- Tasks to perform -
(a) Please reproduce word for word the part of the passage on meaning and information theory that opens with the words containing "Right. Meaning is" and closes with "in channel capacity.".
(b) Extend the passage on meaning and information theory, writing on from its final sentence.
Start of Source excerpt
Right. Meaning is not a property of the message alone. In fact,
information theory says that a stream of messages with maximum meaning
will be indistinguishable from a stream of perfectly random strings.
Any deviation from uniform probabilities, or any correlation between
bits, means a waste in channel capacity.

A message has meaning only to the extent that it mirrors some
information that the sender wishes to send. Therefore, in order to
define meaning, one must specify the information to be sent, and the
encoding algorithm; then one can analyze how much of that information
is preserved by the encoding.

Consider that an ideal text compression algorithm should take
"typical" texts and turn them into random-looking strings of bits. Of
course this transformation preserves meaning (as long as one has the
decompression algorithm!); but, for maximum compression, the program
should equalize the bit probabilities and remove any correlations.
Modern compressors like PKZIP go a long way in that direction. The
compressed text, being shorter than the original, will actually have
more meaning per unit length; but it will look like perfect gibberish to
LSC-like tests.
End of Source excerpt
Start of Raw records
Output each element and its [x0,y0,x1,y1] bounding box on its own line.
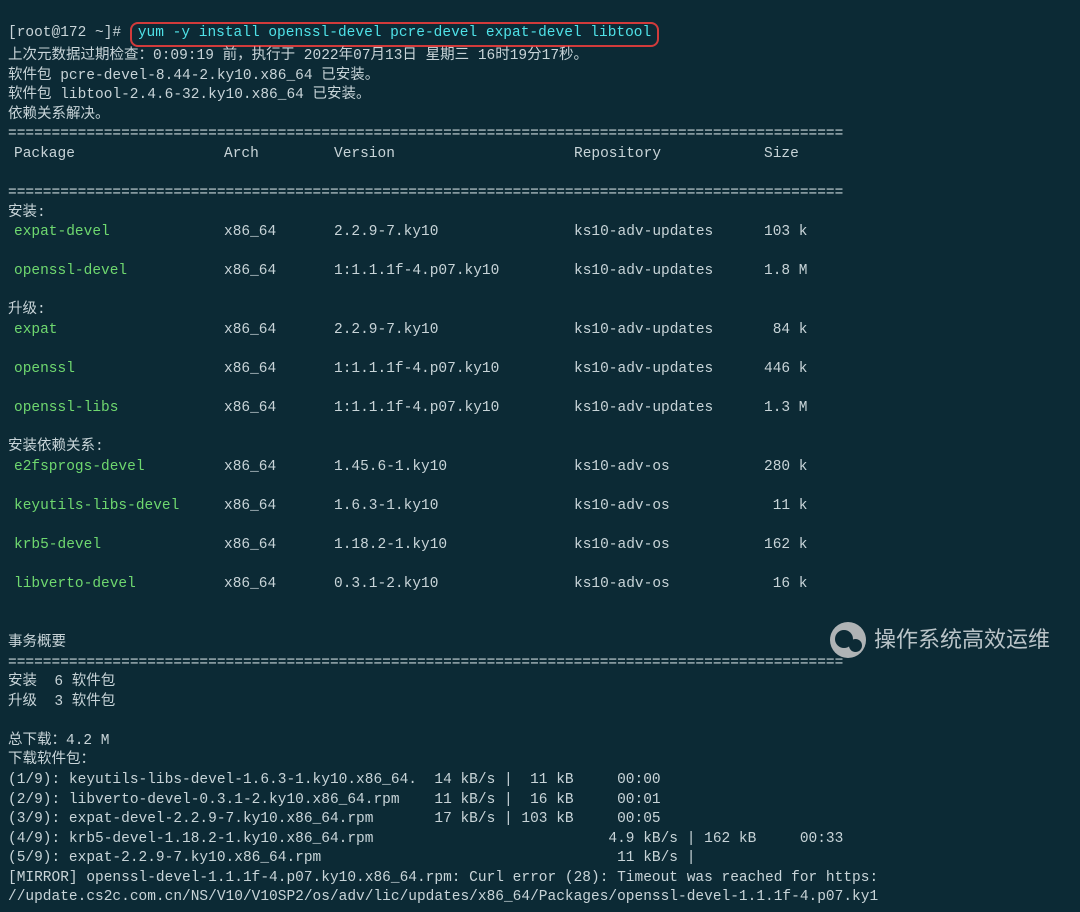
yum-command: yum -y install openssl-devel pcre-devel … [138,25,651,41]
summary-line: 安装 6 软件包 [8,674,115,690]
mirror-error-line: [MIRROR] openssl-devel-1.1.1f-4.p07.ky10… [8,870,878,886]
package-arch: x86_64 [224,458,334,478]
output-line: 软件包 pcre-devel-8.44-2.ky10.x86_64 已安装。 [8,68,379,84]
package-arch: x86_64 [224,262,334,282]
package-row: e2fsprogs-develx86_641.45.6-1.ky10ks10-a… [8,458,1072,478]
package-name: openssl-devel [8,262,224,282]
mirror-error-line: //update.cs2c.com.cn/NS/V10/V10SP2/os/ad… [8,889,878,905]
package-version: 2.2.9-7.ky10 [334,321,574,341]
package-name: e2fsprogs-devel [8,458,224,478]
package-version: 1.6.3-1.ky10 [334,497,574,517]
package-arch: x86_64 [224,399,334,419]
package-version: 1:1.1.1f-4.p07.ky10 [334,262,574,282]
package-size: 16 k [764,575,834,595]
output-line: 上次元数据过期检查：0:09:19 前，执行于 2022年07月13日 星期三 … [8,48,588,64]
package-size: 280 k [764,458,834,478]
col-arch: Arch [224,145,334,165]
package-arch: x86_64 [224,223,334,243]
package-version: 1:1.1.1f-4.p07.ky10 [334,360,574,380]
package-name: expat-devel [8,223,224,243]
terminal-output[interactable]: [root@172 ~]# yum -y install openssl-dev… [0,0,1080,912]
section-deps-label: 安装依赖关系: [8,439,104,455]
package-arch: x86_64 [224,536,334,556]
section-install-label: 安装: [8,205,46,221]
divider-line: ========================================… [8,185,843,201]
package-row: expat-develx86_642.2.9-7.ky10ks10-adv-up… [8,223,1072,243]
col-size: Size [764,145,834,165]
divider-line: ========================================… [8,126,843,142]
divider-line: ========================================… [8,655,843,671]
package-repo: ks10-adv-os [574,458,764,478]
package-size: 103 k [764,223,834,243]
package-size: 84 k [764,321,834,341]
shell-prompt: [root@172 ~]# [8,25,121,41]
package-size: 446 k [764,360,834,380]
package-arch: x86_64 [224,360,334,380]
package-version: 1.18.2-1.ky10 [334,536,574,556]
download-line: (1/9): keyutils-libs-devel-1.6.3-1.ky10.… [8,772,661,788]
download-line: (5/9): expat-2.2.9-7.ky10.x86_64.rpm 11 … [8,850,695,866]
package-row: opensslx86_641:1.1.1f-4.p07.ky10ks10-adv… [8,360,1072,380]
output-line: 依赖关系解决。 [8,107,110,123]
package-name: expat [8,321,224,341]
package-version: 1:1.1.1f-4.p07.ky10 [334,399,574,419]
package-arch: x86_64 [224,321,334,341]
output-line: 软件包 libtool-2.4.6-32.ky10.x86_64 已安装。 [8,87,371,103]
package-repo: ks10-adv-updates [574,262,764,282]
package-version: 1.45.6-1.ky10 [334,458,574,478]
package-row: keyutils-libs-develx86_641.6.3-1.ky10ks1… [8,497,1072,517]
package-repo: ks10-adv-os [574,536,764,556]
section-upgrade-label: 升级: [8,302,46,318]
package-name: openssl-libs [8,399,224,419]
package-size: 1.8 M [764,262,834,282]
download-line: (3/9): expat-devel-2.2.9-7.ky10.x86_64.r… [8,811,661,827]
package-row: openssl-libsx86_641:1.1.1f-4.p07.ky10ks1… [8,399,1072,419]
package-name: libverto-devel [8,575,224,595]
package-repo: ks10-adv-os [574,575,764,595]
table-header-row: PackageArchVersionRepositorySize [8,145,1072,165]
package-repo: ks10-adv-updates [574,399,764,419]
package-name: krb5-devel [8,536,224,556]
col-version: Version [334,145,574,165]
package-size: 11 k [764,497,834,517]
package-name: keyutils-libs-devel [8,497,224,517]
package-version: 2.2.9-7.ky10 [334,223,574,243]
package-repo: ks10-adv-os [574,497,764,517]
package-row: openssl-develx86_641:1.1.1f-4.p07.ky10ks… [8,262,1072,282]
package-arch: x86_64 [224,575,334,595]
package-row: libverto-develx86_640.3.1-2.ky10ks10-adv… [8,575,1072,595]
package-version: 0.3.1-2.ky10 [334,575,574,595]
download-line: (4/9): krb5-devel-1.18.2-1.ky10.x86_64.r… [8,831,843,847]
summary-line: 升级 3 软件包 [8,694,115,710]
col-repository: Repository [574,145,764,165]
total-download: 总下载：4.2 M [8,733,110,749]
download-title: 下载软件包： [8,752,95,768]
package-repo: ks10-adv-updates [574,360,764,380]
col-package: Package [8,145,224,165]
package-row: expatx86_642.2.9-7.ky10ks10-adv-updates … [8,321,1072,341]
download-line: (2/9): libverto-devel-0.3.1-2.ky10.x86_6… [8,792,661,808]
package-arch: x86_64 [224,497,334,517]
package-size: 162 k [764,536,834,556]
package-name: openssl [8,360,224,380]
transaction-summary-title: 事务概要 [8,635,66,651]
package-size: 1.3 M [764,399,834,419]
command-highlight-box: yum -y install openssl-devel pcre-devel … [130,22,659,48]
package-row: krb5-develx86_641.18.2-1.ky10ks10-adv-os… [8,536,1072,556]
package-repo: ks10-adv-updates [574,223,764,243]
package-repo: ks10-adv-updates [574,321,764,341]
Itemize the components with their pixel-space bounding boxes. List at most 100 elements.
End of Raw records
Start of Raw records
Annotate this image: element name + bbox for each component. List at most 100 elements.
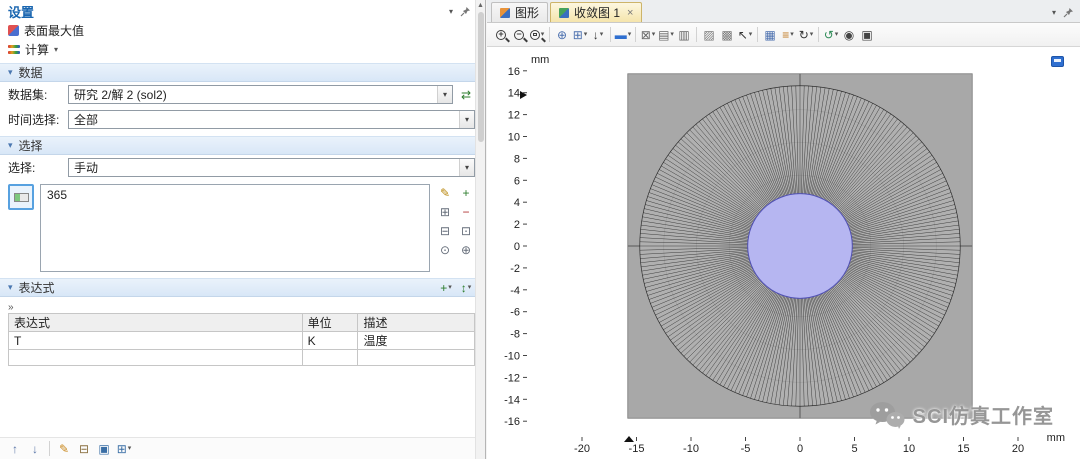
End of Raw records
Start of Raw records
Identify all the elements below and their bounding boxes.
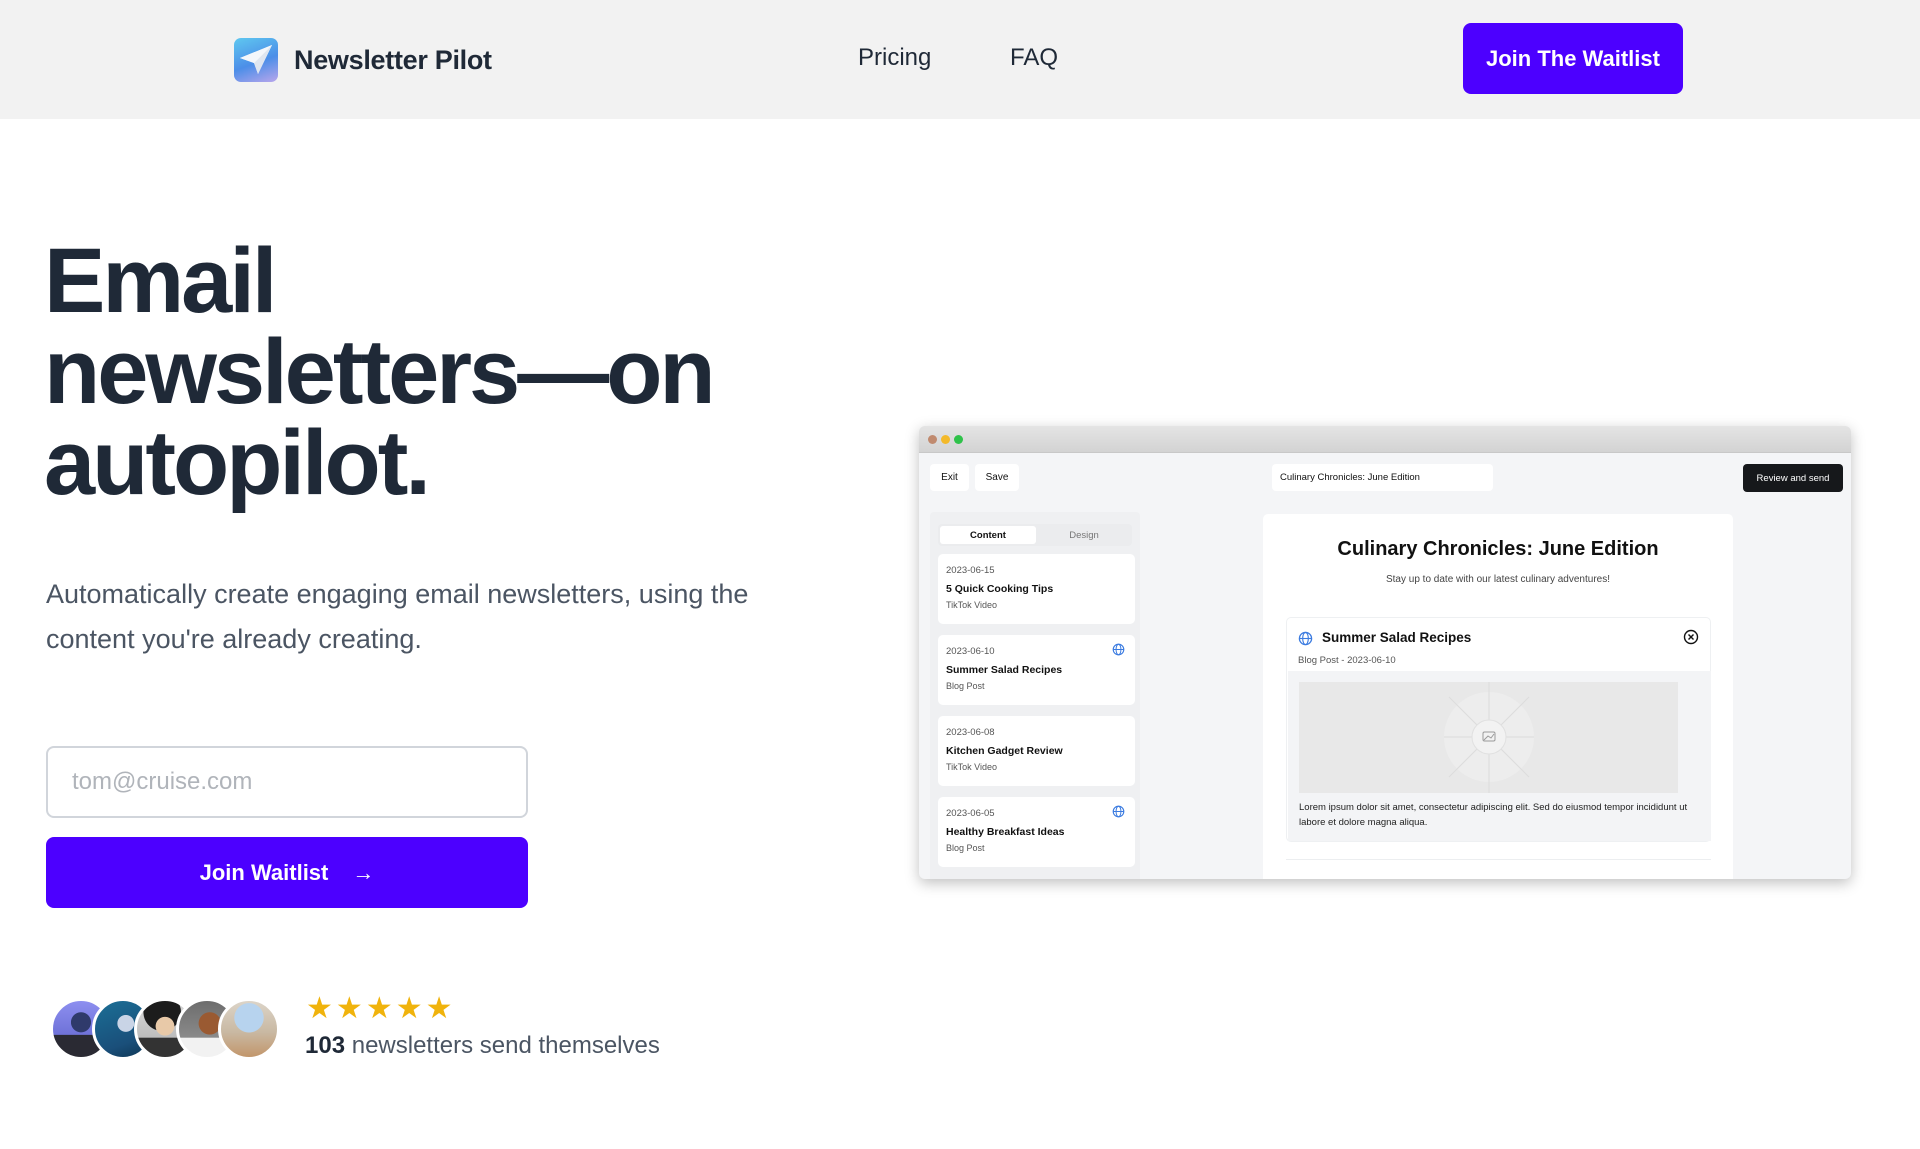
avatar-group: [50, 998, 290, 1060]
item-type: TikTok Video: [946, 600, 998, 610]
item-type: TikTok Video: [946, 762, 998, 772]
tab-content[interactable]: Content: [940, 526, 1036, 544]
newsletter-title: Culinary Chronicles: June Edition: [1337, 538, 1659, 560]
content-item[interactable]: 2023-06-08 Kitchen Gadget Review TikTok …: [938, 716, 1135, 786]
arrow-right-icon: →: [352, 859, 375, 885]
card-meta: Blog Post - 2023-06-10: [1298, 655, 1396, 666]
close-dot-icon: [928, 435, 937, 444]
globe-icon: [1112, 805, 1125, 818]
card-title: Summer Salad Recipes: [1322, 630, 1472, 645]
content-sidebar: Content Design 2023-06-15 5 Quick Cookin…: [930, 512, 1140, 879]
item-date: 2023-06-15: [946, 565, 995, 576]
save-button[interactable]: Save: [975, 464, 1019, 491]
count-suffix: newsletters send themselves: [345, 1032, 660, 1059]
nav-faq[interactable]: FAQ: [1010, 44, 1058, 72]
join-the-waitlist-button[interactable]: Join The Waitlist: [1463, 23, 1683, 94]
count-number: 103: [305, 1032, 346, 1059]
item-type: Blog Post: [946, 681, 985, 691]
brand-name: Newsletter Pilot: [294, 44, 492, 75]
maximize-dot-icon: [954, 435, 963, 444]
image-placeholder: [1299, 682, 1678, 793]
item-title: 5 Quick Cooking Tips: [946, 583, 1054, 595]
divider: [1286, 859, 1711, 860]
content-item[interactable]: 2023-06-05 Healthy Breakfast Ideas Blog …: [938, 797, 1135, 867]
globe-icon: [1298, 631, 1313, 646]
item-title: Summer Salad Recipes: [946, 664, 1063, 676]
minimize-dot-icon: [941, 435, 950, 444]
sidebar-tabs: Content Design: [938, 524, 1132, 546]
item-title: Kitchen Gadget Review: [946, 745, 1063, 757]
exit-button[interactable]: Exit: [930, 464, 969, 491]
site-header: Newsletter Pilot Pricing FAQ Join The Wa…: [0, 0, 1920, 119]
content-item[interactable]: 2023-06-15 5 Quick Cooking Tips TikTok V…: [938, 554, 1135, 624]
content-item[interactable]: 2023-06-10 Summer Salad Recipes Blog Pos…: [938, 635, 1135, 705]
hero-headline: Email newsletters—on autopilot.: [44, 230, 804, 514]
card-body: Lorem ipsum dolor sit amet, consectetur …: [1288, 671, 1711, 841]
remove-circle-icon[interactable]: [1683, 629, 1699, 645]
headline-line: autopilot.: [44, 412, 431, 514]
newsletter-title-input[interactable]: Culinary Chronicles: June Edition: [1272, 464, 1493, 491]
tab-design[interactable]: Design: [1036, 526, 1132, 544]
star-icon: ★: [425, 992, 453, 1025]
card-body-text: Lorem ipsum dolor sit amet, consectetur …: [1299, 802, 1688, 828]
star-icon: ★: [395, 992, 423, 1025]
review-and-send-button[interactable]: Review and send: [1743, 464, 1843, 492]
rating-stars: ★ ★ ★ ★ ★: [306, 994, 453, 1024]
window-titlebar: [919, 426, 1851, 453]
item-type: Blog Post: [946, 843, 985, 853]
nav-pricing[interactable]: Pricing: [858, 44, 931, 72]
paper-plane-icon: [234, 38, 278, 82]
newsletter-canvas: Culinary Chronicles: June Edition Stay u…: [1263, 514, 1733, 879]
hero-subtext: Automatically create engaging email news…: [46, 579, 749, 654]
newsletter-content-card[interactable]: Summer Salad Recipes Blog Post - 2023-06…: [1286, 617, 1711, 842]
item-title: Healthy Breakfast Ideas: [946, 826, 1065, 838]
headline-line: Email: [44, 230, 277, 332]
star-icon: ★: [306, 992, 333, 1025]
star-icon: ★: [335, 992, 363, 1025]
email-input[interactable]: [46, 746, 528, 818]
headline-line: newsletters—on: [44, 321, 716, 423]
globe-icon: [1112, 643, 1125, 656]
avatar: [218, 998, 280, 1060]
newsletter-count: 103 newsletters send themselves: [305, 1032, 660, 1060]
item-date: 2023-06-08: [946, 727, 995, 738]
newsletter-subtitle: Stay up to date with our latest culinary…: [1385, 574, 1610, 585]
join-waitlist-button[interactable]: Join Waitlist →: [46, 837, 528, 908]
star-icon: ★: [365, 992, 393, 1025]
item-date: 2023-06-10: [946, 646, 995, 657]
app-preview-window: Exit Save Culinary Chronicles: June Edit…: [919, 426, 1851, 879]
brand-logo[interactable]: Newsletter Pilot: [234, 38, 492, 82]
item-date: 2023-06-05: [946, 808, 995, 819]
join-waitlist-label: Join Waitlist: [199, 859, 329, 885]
End of Raw records
- Answers by task -
(a)
Right. Meaning is not a property of the message alone. In fact,
information theory says that a stream of messages with maximum meaning
will be indistinguishable from a stream of perfectly random strings.
Any deviation from uniform probabilities, or any correlation between
bits, means a waste in channel capacity.

(b)
Or, consider a meaningful plaintext XORed with the binary expansion of
pi. The result will have uniform bit probabilities, and no visible
correlations; but it will still carry the original meaning, which can
be easily recovered. It would take a very sophisticated algorithm (one
that knows that pi is a "special" number) to notice that the text is
not an entirely random string of bits.

So the LSC and possible variants are not tests of `meaning' but rather
of `naturalness.' They work because natural language uses its medium
rather inefficiently, but in a rather peculiar way: it uses symbols
with unequal frequencies (a feature that mechanical monkeys can
imitate), but changes those frequencies over long distances (something
which simple monkeys won't do).

However, with slightly smarter monkeys one *can* generate meaningless
texts that fool the LSC; and the same applies for any "meaning
detector" that looks only at the message. Conversely, one can always
encode a meaninful text so as to make it look "random" to the LSC. In
short, a naturally produced (and natural-looking) text can be quite
meaningless, while a meaningful text may be (and look) quite
unnatural.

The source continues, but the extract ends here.